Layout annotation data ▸
— Begin —
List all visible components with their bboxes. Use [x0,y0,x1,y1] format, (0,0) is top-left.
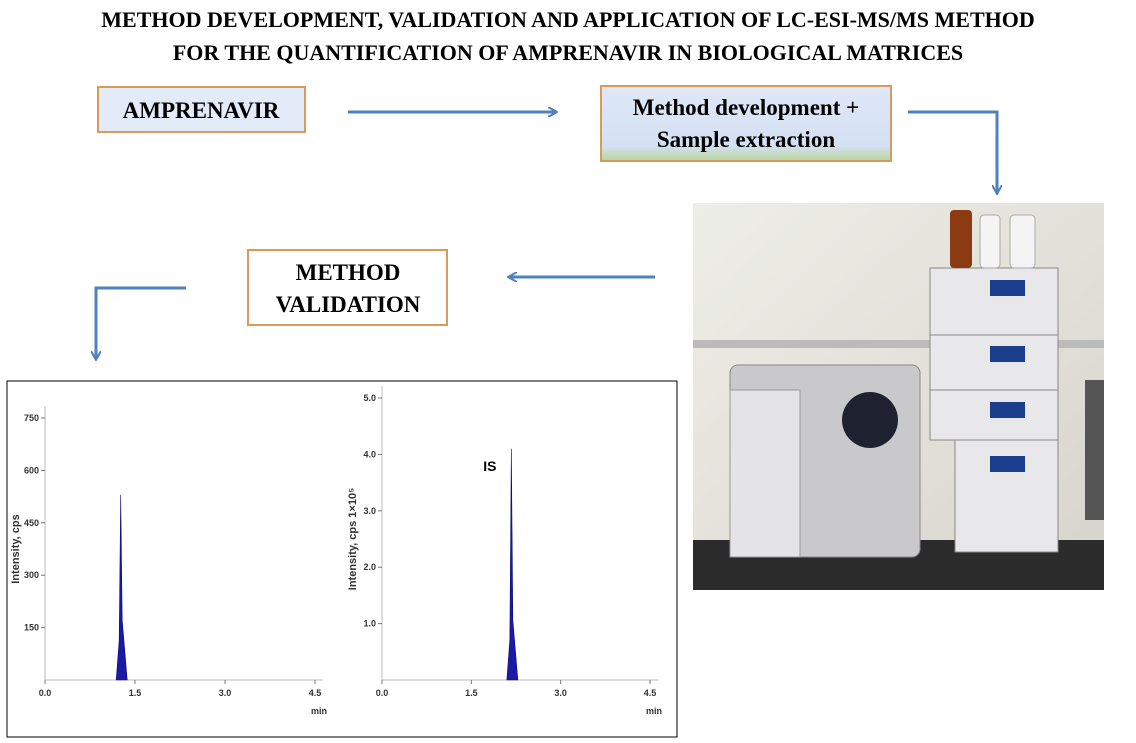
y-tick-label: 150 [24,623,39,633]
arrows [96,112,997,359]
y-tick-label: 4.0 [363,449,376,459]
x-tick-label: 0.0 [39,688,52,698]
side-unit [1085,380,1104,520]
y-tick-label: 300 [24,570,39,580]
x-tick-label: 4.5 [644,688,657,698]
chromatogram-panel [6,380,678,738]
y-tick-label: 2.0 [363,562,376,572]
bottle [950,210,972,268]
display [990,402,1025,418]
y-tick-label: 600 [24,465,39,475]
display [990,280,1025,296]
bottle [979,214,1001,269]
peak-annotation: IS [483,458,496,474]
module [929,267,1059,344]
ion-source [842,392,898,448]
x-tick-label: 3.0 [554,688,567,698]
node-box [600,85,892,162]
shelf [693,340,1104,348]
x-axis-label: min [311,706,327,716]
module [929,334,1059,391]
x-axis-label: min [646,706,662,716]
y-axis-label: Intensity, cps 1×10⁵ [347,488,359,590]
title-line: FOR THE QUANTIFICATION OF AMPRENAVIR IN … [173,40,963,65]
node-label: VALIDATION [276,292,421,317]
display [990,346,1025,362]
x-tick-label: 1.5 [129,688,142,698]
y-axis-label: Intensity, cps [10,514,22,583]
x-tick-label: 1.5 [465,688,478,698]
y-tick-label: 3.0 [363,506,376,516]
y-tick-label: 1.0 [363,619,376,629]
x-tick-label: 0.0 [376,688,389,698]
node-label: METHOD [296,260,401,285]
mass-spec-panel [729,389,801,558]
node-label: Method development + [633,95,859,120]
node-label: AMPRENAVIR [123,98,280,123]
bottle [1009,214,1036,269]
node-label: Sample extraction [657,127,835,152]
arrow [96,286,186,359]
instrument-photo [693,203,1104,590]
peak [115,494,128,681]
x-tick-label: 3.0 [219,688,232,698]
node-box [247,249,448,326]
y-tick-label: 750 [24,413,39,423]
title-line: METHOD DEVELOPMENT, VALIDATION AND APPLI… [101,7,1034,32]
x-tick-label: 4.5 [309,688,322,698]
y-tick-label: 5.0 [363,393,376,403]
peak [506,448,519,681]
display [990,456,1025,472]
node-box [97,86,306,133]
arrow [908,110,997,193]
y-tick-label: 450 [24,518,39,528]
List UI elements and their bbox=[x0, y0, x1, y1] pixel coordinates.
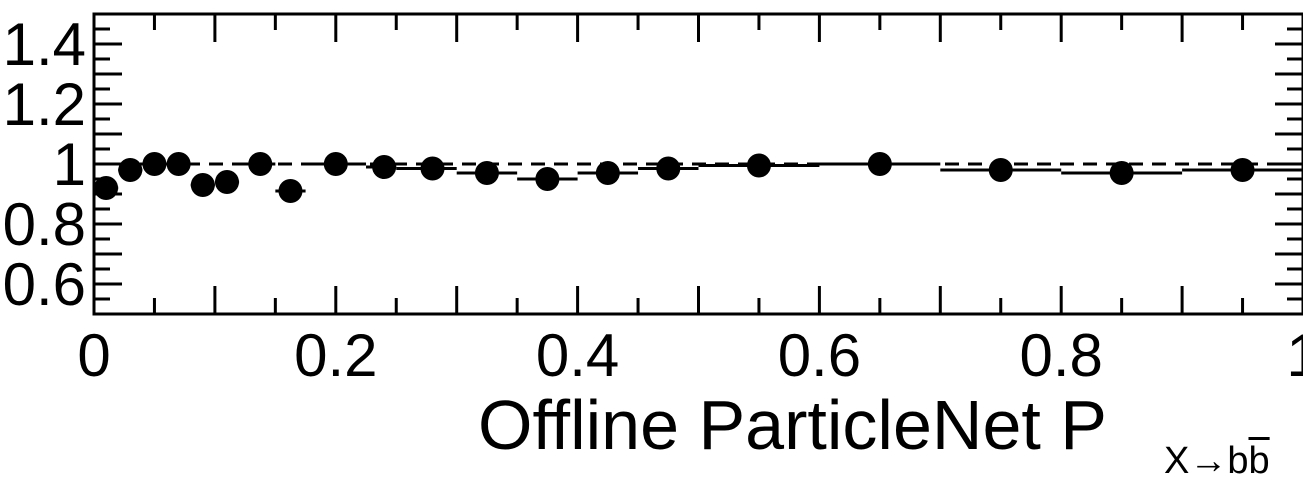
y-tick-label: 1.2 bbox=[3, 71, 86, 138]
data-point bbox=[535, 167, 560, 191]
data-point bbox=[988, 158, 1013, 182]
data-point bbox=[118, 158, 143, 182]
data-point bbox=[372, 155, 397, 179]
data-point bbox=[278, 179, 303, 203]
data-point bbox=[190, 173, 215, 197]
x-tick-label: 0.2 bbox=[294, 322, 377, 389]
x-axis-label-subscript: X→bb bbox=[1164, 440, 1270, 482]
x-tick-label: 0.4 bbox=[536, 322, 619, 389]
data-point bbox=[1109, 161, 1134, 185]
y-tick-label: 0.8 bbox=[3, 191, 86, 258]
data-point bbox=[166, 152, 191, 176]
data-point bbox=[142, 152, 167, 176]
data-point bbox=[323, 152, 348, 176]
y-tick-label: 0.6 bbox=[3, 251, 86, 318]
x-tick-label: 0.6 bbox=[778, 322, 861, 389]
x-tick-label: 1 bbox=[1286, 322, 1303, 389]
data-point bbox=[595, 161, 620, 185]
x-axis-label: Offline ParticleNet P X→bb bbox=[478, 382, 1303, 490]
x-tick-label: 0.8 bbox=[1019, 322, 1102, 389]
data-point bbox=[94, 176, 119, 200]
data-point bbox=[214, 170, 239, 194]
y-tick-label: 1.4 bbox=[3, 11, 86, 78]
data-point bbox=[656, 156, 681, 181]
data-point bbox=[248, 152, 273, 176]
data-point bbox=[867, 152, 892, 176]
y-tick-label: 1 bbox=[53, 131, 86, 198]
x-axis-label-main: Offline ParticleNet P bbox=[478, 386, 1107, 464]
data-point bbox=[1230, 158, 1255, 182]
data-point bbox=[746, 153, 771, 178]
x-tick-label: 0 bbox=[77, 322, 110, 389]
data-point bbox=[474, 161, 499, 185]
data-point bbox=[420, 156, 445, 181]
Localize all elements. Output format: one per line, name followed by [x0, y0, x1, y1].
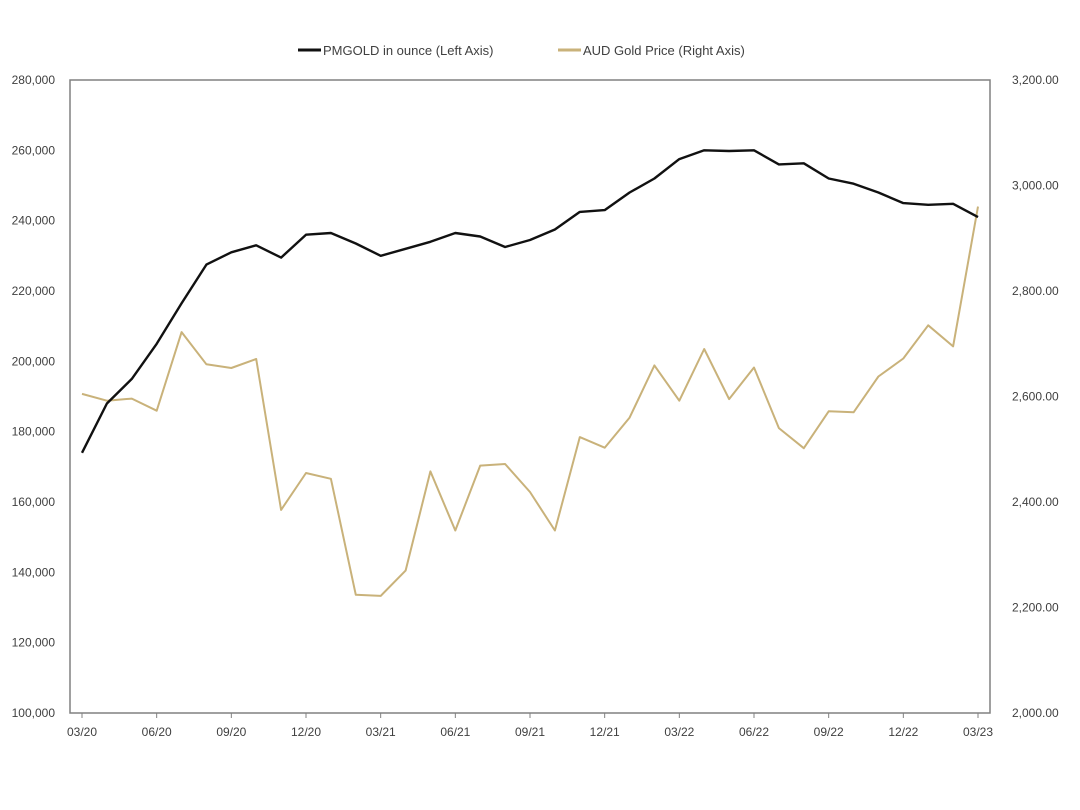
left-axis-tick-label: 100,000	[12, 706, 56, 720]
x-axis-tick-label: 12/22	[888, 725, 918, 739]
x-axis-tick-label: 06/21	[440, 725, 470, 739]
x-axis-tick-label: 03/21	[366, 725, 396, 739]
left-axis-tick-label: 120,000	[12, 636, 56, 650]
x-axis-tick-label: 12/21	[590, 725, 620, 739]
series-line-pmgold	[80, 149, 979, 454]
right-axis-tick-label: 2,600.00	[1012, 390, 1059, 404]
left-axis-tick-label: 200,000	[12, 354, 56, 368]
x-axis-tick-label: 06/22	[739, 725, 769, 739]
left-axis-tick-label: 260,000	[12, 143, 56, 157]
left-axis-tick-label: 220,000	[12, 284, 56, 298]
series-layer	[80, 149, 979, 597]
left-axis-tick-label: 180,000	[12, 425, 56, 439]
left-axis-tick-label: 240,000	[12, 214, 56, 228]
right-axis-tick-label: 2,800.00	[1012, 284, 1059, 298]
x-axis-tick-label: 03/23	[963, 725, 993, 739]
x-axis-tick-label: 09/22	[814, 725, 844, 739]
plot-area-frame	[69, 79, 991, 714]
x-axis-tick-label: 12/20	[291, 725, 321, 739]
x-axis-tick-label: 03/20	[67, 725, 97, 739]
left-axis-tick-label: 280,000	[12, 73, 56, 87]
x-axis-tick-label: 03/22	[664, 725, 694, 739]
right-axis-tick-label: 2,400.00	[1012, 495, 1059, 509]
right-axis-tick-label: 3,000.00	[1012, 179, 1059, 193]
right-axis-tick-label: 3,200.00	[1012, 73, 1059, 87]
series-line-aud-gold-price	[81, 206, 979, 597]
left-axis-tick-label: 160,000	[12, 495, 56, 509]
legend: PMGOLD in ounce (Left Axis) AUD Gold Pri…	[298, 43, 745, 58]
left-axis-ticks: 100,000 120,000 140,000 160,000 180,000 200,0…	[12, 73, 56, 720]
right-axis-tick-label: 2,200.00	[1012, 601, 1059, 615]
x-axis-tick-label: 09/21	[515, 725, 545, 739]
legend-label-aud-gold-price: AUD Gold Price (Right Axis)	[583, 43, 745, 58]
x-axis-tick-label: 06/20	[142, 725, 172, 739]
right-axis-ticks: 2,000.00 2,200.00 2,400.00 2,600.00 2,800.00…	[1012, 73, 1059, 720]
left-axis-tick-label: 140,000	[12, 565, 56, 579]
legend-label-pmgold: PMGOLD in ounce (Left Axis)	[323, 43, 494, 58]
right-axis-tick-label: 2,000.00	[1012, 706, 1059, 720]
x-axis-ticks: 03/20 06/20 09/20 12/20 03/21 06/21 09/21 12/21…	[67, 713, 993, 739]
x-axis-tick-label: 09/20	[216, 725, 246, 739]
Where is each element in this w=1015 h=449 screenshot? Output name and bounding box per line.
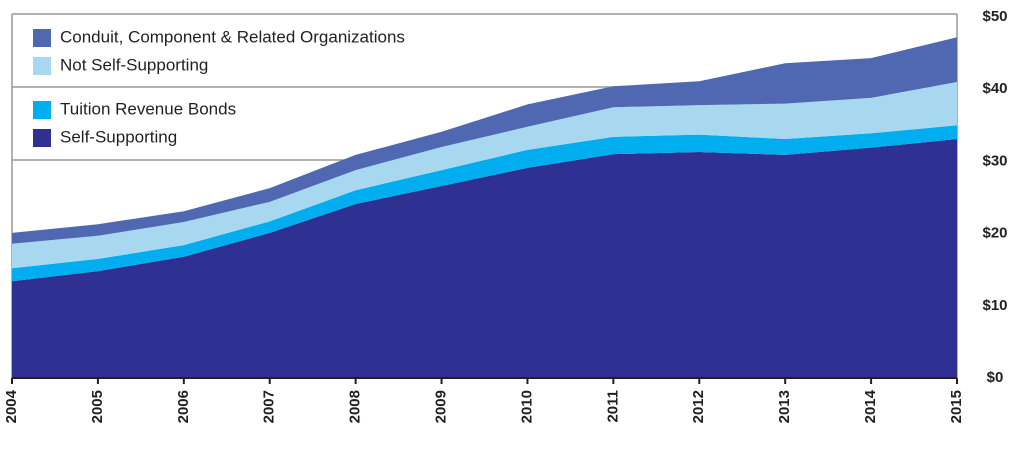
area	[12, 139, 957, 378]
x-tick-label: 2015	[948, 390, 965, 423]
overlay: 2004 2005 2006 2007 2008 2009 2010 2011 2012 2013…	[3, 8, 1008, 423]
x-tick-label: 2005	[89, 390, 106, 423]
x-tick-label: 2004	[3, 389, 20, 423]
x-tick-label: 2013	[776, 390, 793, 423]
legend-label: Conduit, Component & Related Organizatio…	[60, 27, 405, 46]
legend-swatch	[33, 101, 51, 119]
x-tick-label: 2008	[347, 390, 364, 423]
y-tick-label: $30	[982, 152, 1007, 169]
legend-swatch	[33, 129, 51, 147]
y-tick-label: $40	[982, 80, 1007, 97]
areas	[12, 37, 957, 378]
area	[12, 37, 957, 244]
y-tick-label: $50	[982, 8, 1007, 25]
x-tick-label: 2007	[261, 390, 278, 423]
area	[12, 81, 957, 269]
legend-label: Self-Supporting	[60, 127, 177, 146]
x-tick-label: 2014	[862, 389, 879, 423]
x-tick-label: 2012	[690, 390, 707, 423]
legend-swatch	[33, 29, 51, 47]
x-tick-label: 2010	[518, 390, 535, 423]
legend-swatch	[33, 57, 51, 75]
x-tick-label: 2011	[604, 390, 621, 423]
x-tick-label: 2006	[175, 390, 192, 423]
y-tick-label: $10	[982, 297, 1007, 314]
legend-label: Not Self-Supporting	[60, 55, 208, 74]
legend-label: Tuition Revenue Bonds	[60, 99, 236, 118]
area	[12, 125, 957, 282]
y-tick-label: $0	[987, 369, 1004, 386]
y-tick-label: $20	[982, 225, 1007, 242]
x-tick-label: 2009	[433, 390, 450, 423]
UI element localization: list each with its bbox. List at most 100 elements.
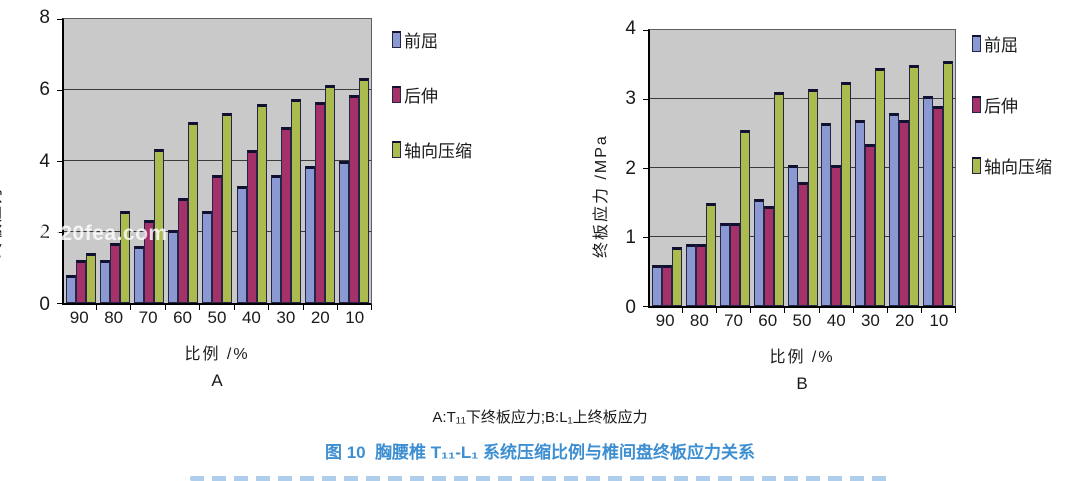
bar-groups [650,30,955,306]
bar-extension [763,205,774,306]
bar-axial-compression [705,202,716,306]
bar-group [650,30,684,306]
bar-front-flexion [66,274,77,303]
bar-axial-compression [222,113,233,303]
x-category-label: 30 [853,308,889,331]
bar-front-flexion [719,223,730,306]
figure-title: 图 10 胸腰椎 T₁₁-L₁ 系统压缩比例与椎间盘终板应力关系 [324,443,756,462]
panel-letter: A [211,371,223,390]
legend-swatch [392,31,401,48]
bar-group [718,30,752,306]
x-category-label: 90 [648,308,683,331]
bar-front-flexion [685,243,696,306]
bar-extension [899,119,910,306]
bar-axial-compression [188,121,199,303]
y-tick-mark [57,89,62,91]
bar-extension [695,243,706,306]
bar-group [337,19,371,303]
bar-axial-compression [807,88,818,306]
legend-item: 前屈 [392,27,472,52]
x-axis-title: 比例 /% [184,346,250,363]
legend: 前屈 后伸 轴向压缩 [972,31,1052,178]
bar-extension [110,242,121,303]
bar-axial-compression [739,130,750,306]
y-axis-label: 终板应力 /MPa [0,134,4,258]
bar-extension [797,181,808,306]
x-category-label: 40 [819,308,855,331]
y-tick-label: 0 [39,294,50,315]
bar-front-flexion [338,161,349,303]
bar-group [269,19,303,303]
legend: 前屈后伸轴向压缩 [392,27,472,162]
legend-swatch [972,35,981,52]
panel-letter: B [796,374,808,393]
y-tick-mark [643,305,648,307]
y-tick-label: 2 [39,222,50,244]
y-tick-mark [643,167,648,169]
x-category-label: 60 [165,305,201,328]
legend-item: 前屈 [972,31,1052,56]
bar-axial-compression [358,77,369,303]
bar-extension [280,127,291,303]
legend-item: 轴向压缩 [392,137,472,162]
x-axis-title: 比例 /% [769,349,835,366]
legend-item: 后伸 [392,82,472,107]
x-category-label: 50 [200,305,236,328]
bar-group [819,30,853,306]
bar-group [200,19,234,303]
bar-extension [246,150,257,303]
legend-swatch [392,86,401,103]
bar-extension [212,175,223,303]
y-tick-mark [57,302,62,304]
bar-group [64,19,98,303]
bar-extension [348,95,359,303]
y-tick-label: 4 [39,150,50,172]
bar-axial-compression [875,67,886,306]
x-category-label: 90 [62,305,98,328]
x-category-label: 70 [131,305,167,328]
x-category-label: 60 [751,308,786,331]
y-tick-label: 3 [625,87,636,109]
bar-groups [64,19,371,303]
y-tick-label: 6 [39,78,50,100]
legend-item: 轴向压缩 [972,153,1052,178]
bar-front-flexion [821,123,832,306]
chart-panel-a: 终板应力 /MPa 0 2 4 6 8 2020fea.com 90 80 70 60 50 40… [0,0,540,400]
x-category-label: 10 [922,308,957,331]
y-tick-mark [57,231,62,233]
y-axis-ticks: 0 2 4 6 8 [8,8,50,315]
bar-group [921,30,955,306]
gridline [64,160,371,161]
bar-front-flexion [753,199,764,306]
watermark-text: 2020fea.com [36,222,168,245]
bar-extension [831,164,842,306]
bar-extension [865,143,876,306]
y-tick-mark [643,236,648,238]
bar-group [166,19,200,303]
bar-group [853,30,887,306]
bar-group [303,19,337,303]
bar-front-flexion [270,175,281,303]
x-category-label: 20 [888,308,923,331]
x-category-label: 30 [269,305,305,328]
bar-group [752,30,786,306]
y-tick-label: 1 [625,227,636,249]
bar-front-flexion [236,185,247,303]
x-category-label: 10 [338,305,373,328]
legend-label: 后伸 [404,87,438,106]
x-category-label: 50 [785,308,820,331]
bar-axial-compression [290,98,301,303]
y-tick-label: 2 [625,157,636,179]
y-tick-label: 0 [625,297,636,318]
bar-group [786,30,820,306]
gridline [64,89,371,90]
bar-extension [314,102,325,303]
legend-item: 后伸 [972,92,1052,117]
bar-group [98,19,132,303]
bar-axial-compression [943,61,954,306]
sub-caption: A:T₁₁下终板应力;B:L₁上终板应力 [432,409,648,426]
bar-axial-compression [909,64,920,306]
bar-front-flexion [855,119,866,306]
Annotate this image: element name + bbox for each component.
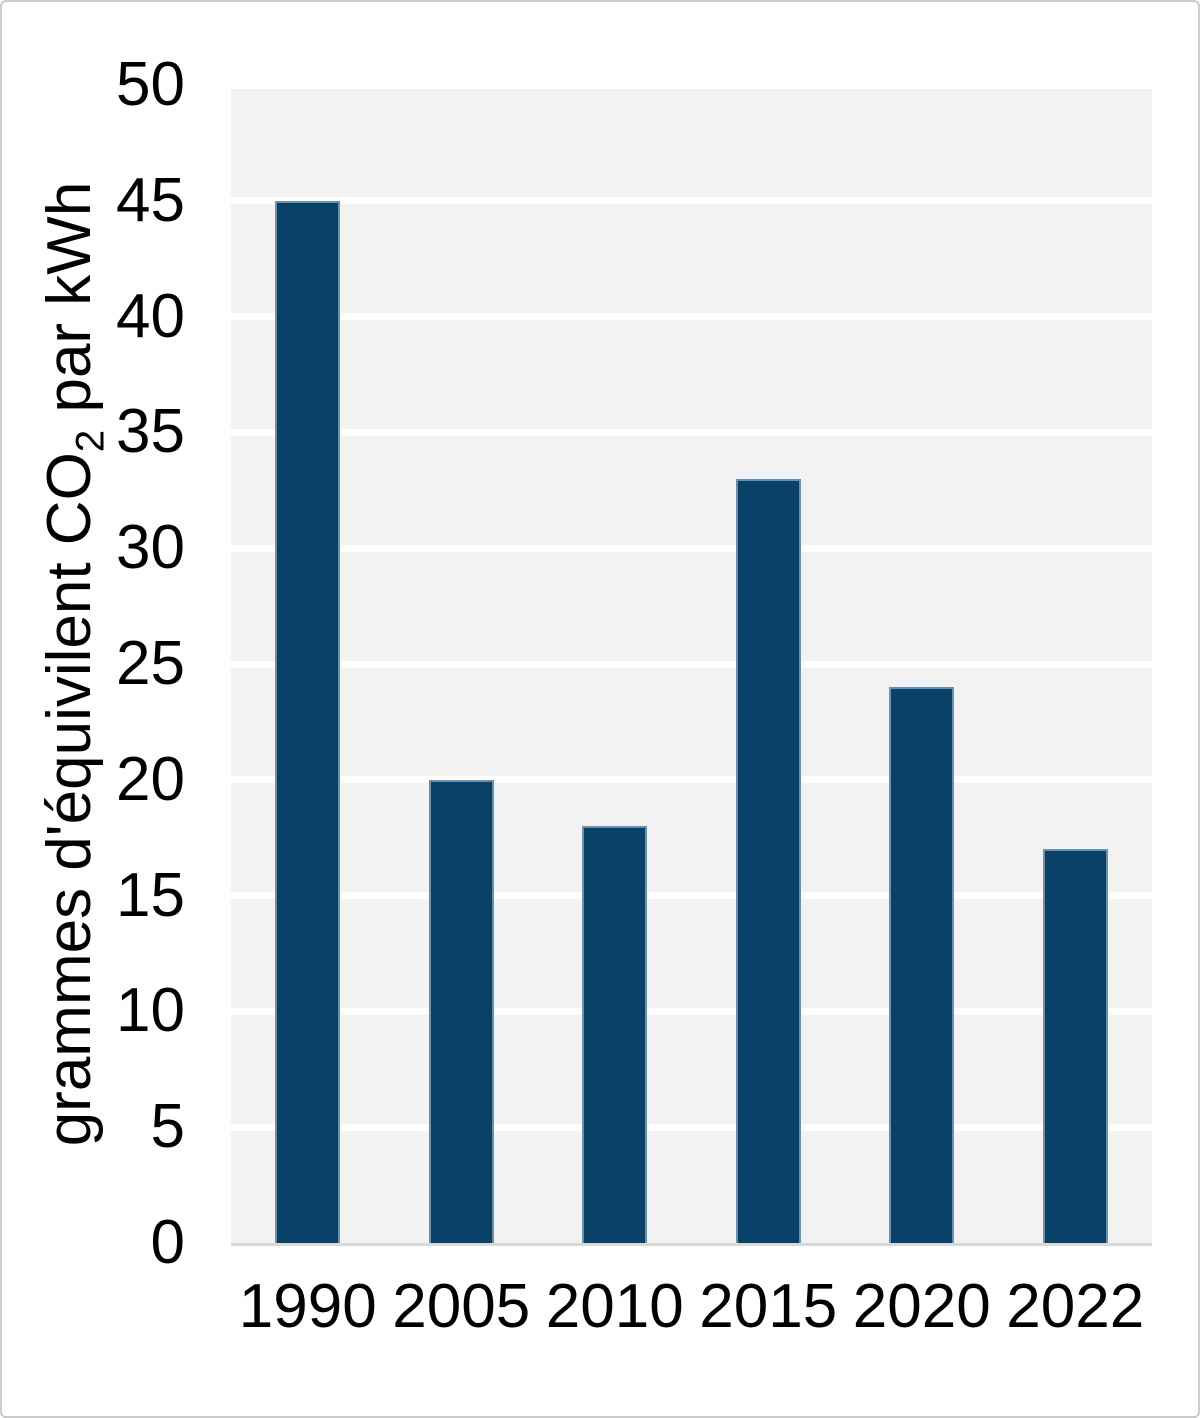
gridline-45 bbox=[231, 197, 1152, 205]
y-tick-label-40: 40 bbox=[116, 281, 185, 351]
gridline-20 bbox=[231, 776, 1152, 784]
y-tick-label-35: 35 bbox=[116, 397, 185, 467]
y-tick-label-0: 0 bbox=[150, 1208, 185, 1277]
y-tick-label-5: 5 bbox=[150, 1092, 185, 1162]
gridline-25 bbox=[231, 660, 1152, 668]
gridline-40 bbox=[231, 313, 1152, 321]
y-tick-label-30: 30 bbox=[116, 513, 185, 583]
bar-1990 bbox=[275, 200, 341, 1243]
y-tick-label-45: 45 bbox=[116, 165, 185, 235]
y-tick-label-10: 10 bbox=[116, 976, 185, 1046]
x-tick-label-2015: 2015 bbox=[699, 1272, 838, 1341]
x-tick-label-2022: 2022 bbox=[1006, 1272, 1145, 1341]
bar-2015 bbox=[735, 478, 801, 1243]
— End —
Exercise ▸
Give the lines of the first of these rows, from the line with "y-tick-label: 150 [24,623,39,633]" up to and including the line with "module [929,334,1059,391]", as a JSON list of strings with one string per line and blank lines left out.

Answer to this task ▸
[
  "y-tick-label: 150 [24,623,39,633]",
  "arrows [96,112,997,359]",
  "y-tick-label: 4.0 [363,449,376,459]",
  "x-tick-label: 0.0 [39,688,52,698]",
  "side-unit [1085,380,1104,520]",
  "y-tick-label: 300 [24,570,39,580]",
  "x-tick-label: 4.5 [644,688,657,698]",
  "chromatogram-panel [6,380,678,738]",
  "y-tick-label: 2.0 [363,562,376,572]",
  "bottle [950,210,972,268]",
  "display [990,402,1025,418]",
  "y-tick-label: 600 [24,465,39,475]",
  "display [990,280,1025,296]",
  "bottle [979,214,1001,269]",
  "peak-annotation: IS [483,458,496,474]",
  "module [929,267,1059,344]",
  "ion-source [842,392,898,448]",
  "x-tick-label: 3.0 [554,688,567,698]",
  "node-box [600,85,892,162]",
  "shelf [693,340,1104,348]",
  "x-axis-label: min [311,706,327,716]",
  "module [929,334,1059,391]"
]